## TASK PROMPT
Return all lines with the word "scenario" in them.

** begin DATA LINES **

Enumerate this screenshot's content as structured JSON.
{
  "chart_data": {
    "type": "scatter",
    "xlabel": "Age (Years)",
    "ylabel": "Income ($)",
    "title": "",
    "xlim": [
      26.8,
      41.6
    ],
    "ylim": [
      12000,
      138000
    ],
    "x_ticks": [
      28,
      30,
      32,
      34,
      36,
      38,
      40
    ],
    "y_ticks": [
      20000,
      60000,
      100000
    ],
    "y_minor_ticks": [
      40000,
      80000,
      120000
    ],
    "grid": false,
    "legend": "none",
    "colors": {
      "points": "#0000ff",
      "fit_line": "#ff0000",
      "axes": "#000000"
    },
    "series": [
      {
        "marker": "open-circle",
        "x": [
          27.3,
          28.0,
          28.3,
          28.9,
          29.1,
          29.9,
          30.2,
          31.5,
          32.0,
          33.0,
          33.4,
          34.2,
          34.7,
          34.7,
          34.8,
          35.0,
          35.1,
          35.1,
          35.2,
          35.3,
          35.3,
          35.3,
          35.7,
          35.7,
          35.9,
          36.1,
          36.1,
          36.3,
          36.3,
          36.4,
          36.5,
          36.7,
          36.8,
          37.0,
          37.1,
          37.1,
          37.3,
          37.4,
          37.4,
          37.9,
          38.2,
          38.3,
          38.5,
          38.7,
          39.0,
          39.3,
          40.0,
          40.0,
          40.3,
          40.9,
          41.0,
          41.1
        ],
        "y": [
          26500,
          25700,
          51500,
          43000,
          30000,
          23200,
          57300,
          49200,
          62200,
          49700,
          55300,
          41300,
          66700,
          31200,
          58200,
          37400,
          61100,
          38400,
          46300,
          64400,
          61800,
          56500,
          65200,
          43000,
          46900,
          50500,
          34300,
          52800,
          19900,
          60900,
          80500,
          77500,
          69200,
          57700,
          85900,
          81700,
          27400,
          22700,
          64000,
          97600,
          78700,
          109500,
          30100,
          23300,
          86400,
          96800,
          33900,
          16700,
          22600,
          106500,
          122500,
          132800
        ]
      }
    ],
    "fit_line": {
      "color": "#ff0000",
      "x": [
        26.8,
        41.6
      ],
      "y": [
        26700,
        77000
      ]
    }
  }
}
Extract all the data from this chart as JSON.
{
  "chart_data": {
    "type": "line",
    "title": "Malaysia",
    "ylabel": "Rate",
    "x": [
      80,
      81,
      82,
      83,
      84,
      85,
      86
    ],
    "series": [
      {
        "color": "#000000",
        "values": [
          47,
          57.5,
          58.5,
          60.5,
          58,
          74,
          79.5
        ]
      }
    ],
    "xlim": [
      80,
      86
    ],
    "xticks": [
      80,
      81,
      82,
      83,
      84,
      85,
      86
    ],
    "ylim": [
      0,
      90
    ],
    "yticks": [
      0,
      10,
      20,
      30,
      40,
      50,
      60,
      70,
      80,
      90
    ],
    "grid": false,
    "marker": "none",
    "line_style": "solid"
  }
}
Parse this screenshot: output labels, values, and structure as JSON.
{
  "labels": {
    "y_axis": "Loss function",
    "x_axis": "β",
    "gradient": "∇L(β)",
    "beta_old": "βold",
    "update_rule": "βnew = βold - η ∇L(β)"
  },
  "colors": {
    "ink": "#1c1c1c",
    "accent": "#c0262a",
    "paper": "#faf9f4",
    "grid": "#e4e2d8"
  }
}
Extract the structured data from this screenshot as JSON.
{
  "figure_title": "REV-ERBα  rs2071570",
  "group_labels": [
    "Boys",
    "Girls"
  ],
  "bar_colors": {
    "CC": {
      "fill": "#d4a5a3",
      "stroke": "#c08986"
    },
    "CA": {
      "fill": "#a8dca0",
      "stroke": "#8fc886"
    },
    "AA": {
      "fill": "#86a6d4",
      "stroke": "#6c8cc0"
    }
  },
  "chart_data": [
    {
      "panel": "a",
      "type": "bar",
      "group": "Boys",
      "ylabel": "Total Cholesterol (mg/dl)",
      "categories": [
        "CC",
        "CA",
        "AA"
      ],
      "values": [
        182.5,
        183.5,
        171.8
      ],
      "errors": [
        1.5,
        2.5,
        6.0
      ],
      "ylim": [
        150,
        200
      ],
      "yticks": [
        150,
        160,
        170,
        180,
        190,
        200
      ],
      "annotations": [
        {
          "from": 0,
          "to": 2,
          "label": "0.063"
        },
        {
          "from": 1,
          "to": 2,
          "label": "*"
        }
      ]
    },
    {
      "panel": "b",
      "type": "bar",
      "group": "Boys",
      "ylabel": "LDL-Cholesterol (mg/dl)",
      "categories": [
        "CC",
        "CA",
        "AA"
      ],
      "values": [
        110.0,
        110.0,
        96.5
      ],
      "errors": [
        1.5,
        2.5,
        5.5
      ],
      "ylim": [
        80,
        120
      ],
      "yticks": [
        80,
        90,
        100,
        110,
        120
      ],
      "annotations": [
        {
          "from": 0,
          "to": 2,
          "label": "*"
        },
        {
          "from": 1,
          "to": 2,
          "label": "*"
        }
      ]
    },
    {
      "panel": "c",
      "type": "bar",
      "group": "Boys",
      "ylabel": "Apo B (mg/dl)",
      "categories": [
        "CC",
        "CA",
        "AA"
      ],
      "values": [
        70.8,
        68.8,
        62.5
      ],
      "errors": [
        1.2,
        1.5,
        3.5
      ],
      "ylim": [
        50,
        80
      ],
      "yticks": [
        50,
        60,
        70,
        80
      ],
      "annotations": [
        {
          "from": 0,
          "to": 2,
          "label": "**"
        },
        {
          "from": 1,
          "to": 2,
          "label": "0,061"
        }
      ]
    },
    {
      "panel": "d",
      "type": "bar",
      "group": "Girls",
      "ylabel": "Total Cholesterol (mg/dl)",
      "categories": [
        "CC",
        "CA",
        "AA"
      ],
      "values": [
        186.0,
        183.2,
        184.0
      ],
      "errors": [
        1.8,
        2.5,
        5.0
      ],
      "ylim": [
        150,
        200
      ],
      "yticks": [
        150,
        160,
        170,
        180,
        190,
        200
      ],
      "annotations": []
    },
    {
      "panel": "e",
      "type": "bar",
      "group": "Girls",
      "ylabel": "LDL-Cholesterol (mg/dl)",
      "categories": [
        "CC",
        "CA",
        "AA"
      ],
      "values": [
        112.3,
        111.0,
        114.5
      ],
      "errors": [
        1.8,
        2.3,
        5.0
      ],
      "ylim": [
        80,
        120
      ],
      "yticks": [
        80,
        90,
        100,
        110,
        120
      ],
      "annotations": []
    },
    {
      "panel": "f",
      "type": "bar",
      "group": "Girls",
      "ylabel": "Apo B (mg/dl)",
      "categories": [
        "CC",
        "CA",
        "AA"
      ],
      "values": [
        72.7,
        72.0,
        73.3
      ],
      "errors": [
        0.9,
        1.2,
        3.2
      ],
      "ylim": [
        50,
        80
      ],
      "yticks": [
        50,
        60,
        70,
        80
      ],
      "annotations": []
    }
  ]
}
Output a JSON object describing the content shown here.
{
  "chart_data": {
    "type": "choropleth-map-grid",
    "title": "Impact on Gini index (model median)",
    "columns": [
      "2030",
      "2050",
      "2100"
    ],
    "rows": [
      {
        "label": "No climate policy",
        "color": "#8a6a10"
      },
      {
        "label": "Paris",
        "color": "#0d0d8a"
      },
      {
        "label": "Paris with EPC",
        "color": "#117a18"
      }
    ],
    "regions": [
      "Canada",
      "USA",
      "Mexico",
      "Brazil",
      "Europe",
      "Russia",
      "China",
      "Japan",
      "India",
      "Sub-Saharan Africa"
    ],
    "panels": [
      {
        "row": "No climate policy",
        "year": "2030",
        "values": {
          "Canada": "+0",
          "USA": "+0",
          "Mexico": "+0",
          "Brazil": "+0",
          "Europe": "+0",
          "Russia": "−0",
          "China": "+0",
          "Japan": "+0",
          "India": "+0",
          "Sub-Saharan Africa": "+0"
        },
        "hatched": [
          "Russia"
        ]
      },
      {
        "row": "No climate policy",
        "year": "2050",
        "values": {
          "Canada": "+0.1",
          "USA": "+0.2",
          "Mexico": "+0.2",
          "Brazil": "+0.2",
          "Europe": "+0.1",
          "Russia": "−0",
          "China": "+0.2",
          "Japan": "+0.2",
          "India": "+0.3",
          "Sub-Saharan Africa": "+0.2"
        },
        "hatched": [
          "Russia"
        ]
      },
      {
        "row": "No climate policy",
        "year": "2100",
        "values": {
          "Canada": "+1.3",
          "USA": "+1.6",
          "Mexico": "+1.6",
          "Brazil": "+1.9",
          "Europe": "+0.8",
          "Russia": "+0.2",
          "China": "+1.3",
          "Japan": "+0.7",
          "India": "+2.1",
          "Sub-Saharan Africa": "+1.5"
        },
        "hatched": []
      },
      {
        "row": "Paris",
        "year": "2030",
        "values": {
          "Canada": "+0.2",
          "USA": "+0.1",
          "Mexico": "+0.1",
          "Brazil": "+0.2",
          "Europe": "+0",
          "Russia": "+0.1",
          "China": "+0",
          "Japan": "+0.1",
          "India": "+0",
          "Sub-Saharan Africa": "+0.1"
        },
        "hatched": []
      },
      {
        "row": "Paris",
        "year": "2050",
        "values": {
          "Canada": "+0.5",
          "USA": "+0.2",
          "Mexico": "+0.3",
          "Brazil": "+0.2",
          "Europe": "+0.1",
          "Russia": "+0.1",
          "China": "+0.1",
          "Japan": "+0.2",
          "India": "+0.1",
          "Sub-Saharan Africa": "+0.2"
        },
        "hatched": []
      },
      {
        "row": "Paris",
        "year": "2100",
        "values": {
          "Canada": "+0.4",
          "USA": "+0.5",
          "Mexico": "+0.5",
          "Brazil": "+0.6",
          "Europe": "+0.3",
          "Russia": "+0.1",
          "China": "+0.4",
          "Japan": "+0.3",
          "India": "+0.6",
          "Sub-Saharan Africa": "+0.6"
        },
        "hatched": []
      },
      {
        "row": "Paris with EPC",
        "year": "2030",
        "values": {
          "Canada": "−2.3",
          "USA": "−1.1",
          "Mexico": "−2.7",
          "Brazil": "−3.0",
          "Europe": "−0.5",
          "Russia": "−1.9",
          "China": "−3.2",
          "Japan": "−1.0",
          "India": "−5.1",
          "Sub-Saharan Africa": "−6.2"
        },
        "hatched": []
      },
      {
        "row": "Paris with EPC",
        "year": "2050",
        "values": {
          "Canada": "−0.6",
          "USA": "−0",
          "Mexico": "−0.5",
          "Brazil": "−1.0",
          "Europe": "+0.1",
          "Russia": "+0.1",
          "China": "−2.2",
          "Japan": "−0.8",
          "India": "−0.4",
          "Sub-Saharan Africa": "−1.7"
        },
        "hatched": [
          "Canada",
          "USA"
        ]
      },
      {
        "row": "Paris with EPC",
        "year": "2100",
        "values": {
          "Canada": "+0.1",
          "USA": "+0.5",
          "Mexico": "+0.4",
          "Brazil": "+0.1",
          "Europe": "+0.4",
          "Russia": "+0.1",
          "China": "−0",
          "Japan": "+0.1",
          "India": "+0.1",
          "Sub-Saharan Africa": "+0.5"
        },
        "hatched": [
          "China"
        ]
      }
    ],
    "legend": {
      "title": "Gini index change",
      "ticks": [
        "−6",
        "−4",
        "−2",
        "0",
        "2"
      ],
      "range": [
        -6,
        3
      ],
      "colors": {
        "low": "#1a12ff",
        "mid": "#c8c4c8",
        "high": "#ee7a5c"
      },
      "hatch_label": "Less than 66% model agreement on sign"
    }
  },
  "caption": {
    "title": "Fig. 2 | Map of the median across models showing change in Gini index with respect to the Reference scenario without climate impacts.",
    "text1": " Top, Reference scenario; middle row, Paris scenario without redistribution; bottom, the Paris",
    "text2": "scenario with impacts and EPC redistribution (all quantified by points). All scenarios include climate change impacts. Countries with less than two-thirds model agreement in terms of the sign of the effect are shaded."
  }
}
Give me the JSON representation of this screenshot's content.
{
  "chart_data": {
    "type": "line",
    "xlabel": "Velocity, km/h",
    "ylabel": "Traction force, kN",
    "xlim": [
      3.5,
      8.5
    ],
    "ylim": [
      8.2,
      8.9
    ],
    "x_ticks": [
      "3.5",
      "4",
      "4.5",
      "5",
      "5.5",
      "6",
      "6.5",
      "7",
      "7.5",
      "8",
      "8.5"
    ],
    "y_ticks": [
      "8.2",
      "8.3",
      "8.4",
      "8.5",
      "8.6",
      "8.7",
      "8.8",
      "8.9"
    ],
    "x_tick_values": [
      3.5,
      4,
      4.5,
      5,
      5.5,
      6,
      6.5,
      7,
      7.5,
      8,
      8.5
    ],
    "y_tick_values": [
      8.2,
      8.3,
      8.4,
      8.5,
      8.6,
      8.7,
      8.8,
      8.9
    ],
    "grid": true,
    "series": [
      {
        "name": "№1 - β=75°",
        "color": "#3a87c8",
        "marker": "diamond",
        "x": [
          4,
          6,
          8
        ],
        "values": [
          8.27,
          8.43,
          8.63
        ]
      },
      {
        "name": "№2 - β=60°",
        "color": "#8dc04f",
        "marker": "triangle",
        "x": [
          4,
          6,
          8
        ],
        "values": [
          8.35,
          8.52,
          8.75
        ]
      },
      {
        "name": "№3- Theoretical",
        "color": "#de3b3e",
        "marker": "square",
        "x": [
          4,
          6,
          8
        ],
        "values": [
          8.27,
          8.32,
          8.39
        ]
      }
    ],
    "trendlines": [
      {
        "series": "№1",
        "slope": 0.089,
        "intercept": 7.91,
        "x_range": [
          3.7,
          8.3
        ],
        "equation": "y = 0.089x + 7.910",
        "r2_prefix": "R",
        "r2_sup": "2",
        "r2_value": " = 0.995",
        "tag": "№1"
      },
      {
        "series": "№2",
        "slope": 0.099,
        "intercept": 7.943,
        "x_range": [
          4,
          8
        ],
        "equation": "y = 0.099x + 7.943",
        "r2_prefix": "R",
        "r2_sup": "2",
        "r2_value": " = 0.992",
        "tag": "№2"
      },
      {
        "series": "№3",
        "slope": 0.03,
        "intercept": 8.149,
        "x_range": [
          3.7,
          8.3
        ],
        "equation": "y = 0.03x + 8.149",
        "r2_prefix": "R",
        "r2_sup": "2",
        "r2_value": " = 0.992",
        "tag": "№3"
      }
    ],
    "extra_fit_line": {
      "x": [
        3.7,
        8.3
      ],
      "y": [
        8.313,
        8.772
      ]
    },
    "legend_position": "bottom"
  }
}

** end DATA LINES **

## EXERCISE OUTPUT
    "title": "Fig. 2 | Map of the median across models showing change in Gini index with respect to the Reference scenario without climate impacts.",
    "text1": " Top, Reference scenario; middle row, Paris scenario without redistribution; bottom, the Paris",
    "text2": "scenario with impacts and EPC redistribution (all quantified by points). All scenarios include climate change impacts. Countries with less than two-thirds model agreement in terms of the sign of the effect are shaded."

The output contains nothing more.